§ **What is needed**
Go through the entries below and copy each line containing the word "percent".

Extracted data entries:
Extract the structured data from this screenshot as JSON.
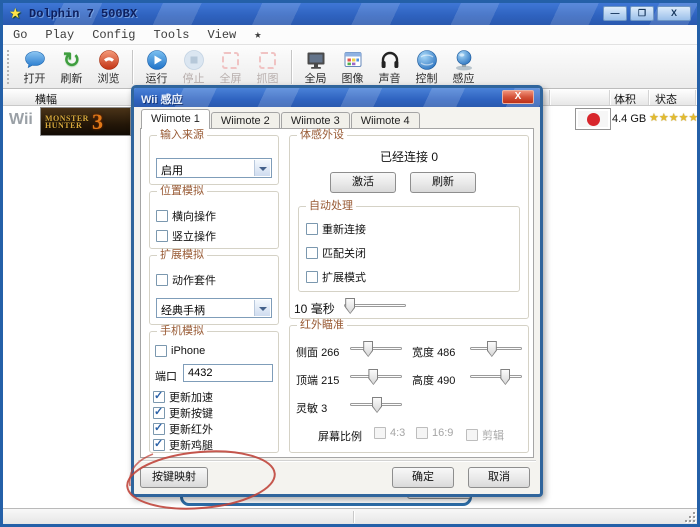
{
  "window": {
    "title": "Dolphin 7 500BX",
    "controls": {
      "minimize": "—",
      "maximize": "❐",
      "close": "X"
    }
  },
  "menu": {
    "items": [
      "Go",
      "Play",
      "Config",
      "Tools",
      "View",
      "★"
    ]
  },
  "toolbar": {
    "buttons": [
      {
        "label": "打开",
        "icon": "speech-bubble-icon",
        "enabled": true
      },
      {
        "label": "刷新",
        "icon": "refresh-icon",
        "enabled": true
      },
      {
        "label": "浏览",
        "icon": "phone-icon",
        "enabled": true
      },
      {
        "label": "运行",
        "icon": "play-icon",
        "enabled": true
      },
      {
        "label": "停止",
        "icon": "stop-icon",
        "enabled": false
      },
      {
        "label": "全屏",
        "icon": "fullscreen-icon",
        "enabled": false
      },
      {
        "label": "抓图",
        "icon": "screenshot-icon",
        "enabled": false
      },
      {
        "label": "全局",
        "icon": "monitor-icon",
        "enabled": true
      },
      {
        "label": "图像",
        "icon": "graphics-icon",
        "enabled": true
      },
      {
        "label": "声音",
        "icon": "headphones-icon",
        "enabled": true
      },
      {
        "label": "控制",
        "icon": "globe-icon",
        "enabled": true
      },
      {
        "label": "感应",
        "icon": "sensor-orb-icon",
        "enabled": true
      }
    ],
    "refresh_glyph": "↻"
  },
  "game_list": {
    "header": {
      "banner": "横幅",
      "size": "体积",
      "status": "状态"
    },
    "row": {
      "platform": "Wii",
      "banner_line1": "MONSTER",
      "banner_line2": "HUNTER",
      "banner_number": "3",
      "size": "4.4 GB",
      "stars": "★★★★★"
    }
  },
  "dialog": {
    "title": "Wii 感应",
    "close_glyph": "X",
    "tabs": [
      "Wiimote 1",
      "Wiimote 2",
      "Wiimote 3",
      "Wiimote 4"
    ],
    "groups": {
      "input_source": {
        "label": "输入来源",
        "dropdown_value": "启用"
      },
      "position": {
        "label": "位置模拟",
        "checkboxes": [
          {
            "label": "横向操作",
            "checked": false
          },
          {
            "label": "竖立操作",
            "checked": false
          }
        ]
      },
      "extension": {
        "label": "扩展模拟",
        "checkboxes": [
          {
            "label": "动作套件",
            "checked": false
          }
        ],
        "dropdown_value": "经典手柄"
      },
      "phone": {
        "label": "手机模拟",
        "iphone": {
          "label": "iPhone",
          "checked": false
        },
        "port_label": "端口",
        "port_value": "4432",
        "update_checkboxes": [
          {
            "label": "更新加速",
            "checked": true
          },
          {
            "label": "更新按键",
            "checked": true
          },
          {
            "label": "更新红外",
            "checked": true
          },
          {
            "label": "更新鸡腿",
            "checked": true
          }
        ]
      },
      "motion": {
        "label": "体感外设",
        "connected_status": "已经连接 0",
        "activate_button": "激活",
        "refresh_button": "刷新",
        "auto": {
          "label": "自动处理",
          "checkboxes": [
            {
              "label": "重新连接",
              "checked": false
            },
            {
              "label": "匹配关闭",
              "checked": false
            },
            {
              "label": "扩展模式",
              "checked": false
            }
          ]
        },
        "delay": {
          "value": "10",
          "unit": "毫秒",
          "percent": 10
        }
      },
      "ir": {
        "label": "红外瞄准",
        "sliders": [
          {
            "label": "侧面",
            "value": "266",
            "percent": 35
          },
          {
            "label": "宽度",
            "value": "486",
            "percent": 42
          },
          {
            "label": "顶端",
            "value": "215",
            "percent": 45
          },
          {
            "label": "高度",
            "value": "490",
            "percent": 68
          },
          {
            "label": "灵敏",
            "value": "3",
            "percent": 52
          }
        ],
        "ratio_label": "屏幕比例",
        "ratio_options": [
          {
            "label": "4:3",
            "checked": false
          },
          {
            "label": "16:9",
            "checked": false
          },
          {
            "label": "剪辑",
            "checked": false
          }
        ]
      }
    },
    "buttons": {
      "mapping": "按键映射",
      "ok": "确定",
      "cancel": "取消"
    }
  },
  "colors": {
    "titlebar_blue": "#2f63c0",
    "window_border": "#2460a8",
    "dialog_border": "#30659c",
    "group_label": "#985a34",
    "annotation_red": "#c0463c",
    "star_gold": "#e3bb2f",
    "flag_red": "#d8262c"
  }
}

§ **Solution for this problem**
          "percent": 10
            "percent": 35
            "percent": 42
            "percent": 45
            "percent": 68
            "percent": 52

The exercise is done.